> **WORK TO DO**
(1) In the forum thread on dandelion greens, what are the dandelion greens sold in grocery stores almost always said to be?
(2) Reproduce the stretch of the dandelion greens thread from "I use a lot" through "egyptiandan (Jan 20, 2009)".

> **READING PASSAGE**
================================

# Dandelion greens...



## tortoise_addict (Jan 20, 2009)

I use a lot of dandelion greens in my torts, uro, and dragons staple diet. The local health food store can not get them at the moment. They can get red leaf dandelion greens. Does anyone know if its the same and safe for reptile consumption? Is it just the color or a complete different green?


----------



## egyptiandan (Jan 20, 2009)

We would need a picture to tell what it is  

Also the dandelion greens sold in the grocerys stores are almost always chicory. It's just as good, but always good to know what your buying 

Danny


----------



## tortoise_addict (Jan 20, 2009)

egyptiandan said:


> We would need a picture to tell what it is
> 
> Also the dandelion greens sold in the grocerys stores are almost always chicory. It's just as good, but always good to know what your buying
> 
> Danny



Thanks!!
I go to the organic market to buy them. My regular grocery store does not sell dandelion greens at all but chicory is good. Hmmm, I will have to buy some.

================================

> **SUPPLIED DATA**
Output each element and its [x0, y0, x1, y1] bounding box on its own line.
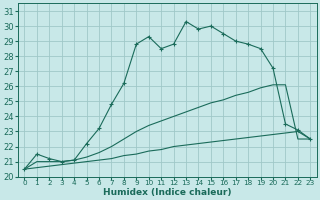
X-axis label: Humidex (Indice chaleur): Humidex (Indice chaleur): [103, 188, 232, 197]
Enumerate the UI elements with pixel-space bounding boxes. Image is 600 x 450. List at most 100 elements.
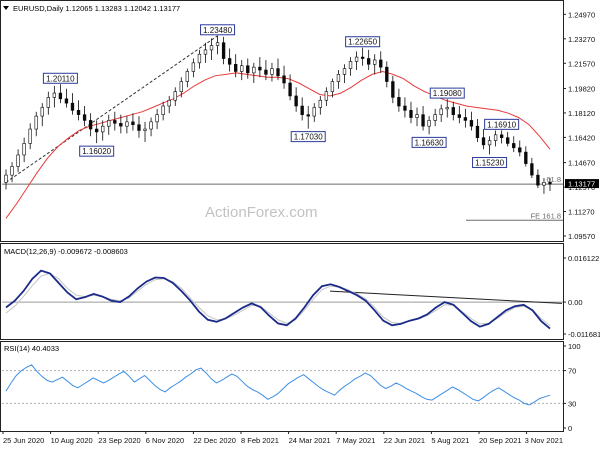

================================

> **EXERCISE SOLUTIONS**
(1) Chicory.

(2)
I use a lot of dandelion greens in my torts, uro, and dragons staple diet. The local health food store can not get them at the moment. They can get red leaf dandelion greens. Does anyone know if its the same and safe for reptile consumption? Is it just the color or a complete different green?


----------



## egyptiandan (Jan 20, 2009)